Exercise instructions
Copy out each line containing "Create" from the entries below.

(A block of data)
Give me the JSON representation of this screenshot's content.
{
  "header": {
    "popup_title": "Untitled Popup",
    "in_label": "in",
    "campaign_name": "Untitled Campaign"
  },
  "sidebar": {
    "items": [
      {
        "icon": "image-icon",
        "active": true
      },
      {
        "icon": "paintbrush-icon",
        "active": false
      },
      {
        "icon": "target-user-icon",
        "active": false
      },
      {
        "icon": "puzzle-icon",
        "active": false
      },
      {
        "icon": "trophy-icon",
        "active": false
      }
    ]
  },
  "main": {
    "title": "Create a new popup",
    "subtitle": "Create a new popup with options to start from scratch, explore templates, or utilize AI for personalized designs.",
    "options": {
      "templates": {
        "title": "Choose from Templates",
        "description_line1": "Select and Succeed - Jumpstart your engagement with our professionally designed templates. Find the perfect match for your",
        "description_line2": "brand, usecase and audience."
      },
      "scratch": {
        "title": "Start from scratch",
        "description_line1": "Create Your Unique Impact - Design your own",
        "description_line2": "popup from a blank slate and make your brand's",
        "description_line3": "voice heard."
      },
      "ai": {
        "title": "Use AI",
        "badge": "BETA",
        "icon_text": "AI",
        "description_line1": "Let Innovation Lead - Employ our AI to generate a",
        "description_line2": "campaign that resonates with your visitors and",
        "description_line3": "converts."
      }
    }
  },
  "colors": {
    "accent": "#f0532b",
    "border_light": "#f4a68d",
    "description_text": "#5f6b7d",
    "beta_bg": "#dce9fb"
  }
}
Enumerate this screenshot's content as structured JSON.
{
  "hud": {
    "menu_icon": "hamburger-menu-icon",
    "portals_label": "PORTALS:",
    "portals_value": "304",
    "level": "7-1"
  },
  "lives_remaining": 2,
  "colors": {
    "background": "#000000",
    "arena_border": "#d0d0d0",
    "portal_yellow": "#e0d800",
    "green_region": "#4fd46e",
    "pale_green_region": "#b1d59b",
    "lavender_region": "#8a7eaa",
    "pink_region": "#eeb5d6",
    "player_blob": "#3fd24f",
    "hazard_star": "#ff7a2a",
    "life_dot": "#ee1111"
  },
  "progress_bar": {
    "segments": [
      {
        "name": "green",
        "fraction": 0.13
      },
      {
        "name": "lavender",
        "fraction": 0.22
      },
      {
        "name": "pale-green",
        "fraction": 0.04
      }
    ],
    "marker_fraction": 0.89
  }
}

Exercise solution
    "title": "Create a new popup",
    "subtitle": "Create a new popup with options to start from scratch, explore templates, or utilize AI for personalized designs.",
        "description_line1": "Create Your Unique Impact - Design your own",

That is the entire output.